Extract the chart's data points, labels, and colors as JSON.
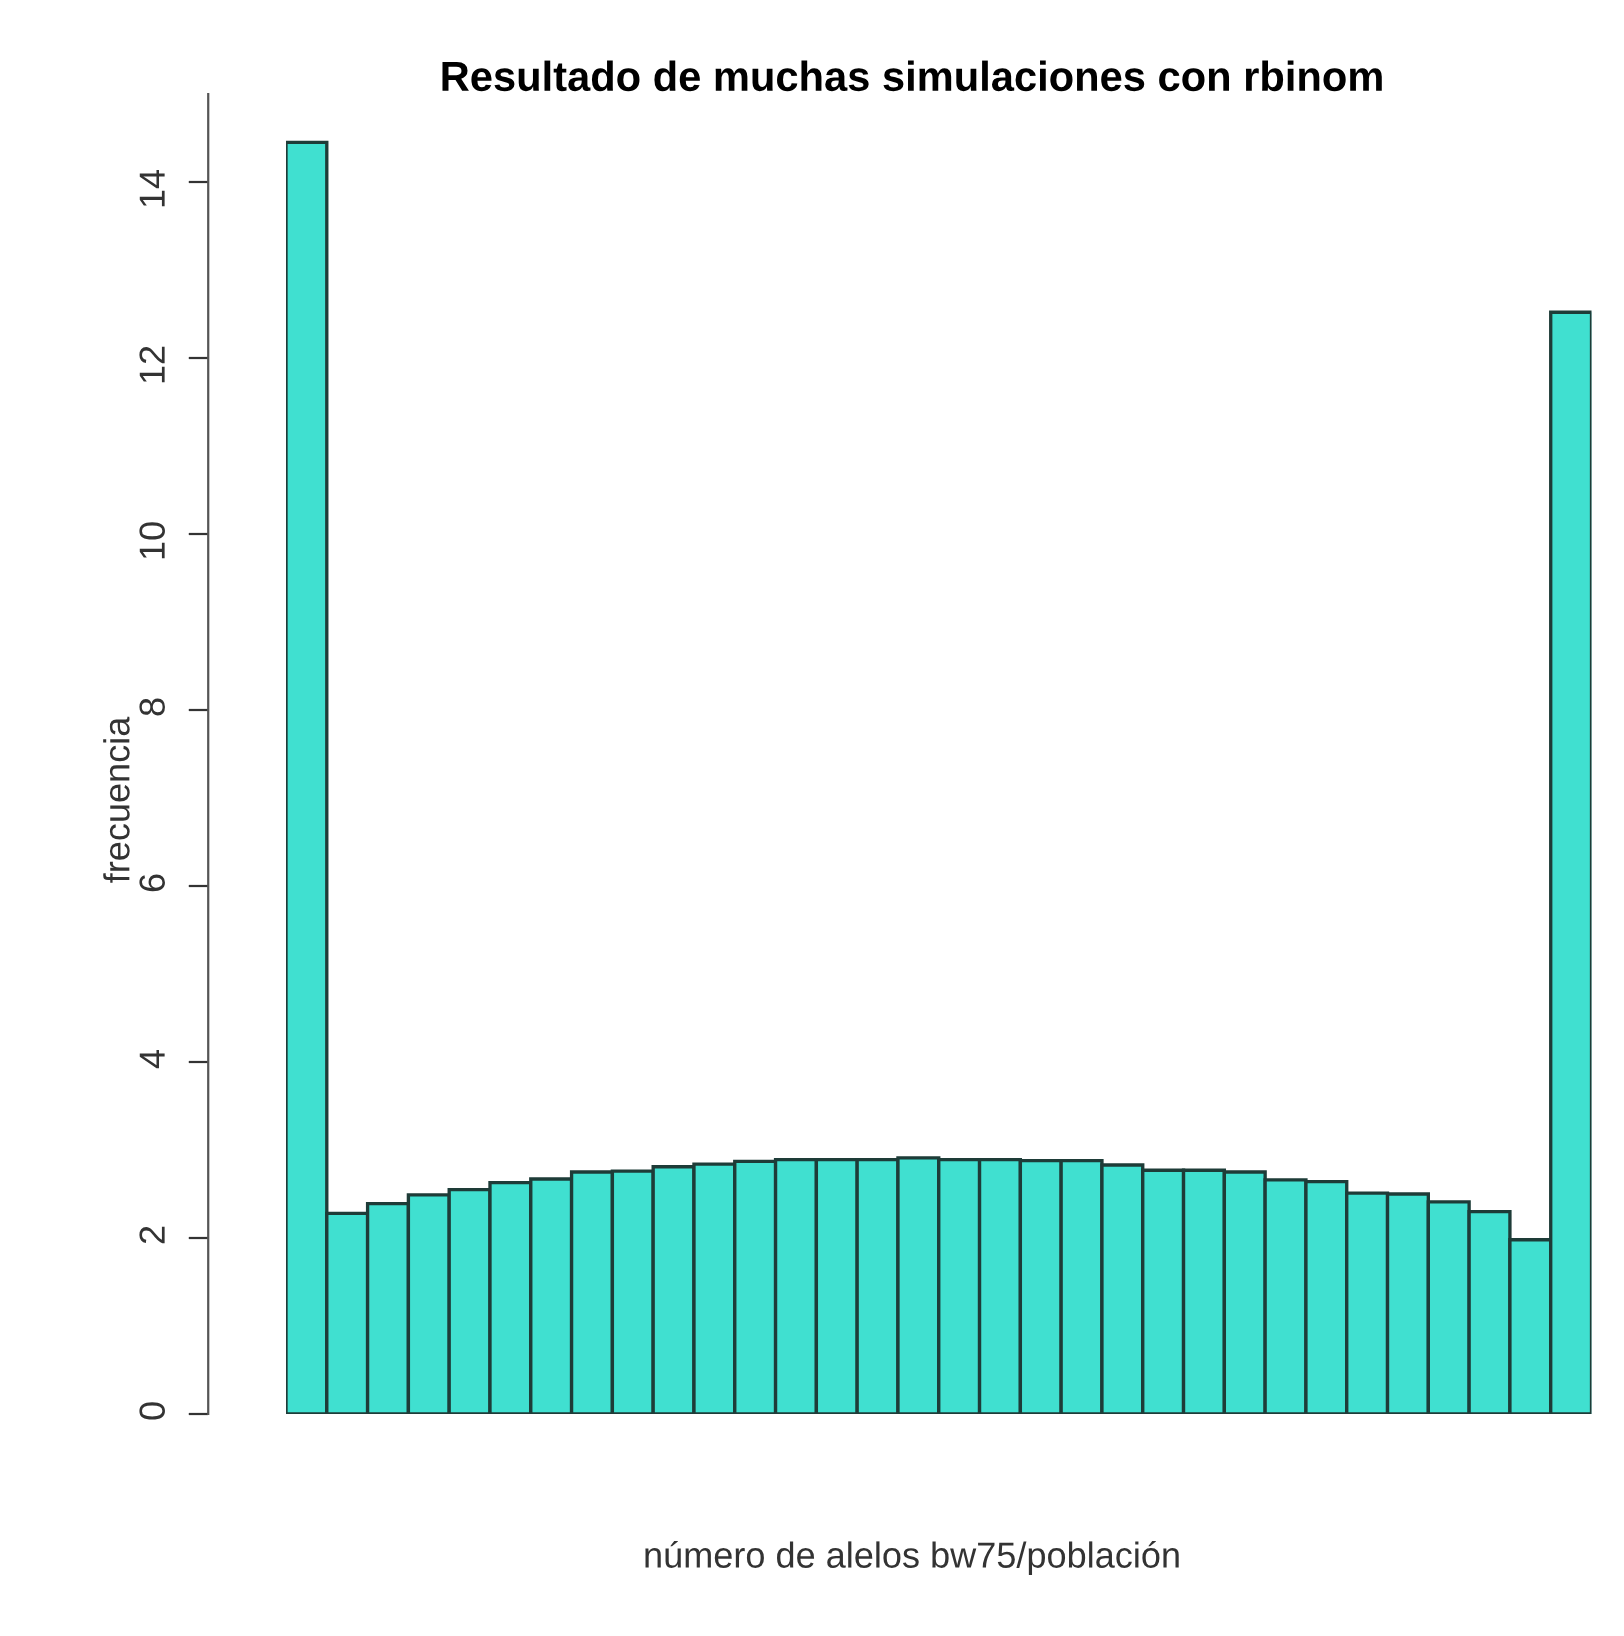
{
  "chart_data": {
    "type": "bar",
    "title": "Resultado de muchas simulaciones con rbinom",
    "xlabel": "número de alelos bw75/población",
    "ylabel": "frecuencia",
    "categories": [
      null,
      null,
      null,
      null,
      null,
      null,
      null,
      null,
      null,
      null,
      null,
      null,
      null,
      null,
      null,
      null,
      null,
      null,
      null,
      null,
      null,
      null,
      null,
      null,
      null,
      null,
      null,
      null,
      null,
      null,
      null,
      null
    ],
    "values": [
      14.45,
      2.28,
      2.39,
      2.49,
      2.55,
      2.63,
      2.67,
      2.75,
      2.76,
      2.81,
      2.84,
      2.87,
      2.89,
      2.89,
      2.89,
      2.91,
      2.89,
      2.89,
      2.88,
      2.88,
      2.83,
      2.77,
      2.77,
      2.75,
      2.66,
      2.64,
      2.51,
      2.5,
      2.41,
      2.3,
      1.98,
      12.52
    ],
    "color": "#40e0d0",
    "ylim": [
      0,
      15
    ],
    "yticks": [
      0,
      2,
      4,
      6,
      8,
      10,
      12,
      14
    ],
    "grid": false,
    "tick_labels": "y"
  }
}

┄┄┄┄┄┄┄┄┄┄

Your task is to reproduce all of the material exactly. The pictures stay out.

*The output*:
Extract the chart's data points, labels, and colors as JSON.
{
  "chart_data": {
    "type": "bar",
    "title": "Resultado de muchas simulaciones con rbinom",
    "xlabel": "número de alelos bw75/población",
    "ylabel": "frecuencia",
    "categories": [
      null,
      null,
      null,
      null,
      null,
      null,
      null,
      null,
      null,
      null,
      null,
      null,
      null,
      null,
      null,
      null,
      null,
      null,
      null,
      null,
      null,
      null,
      null,
      null,
      null,
      null,
      null,
      null,
      null,
      null,
      null,
      null
    ],
    "values": [
      14.45,
      2.28,
      2.39,
      2.49,
      2.55,
      2.63,
      2.67,
      2.75,
      2.76,
      2.81,
      2.84,
      2.87,
      2.89,
      2.89,
      2.89,
      2.91,
      2.89,
      2.89,
      2.88,
      2.88,
      2.83,
      2.77,
      2.77,
      2.75,
      2.66,
      2.64,
      2.51,
      2.5,
      2.41,
      2.3,
      1.98,
      12.52
    ],
    "color": "#40e0d0",
    "ylim": [
      0,
      15
    ],
    "yticks": [
      0,
      2,
      4,
      6,
      8,
      10,
      12,
      14
    ],
    "grid": false,
    "tick_labels": "y"
  }
}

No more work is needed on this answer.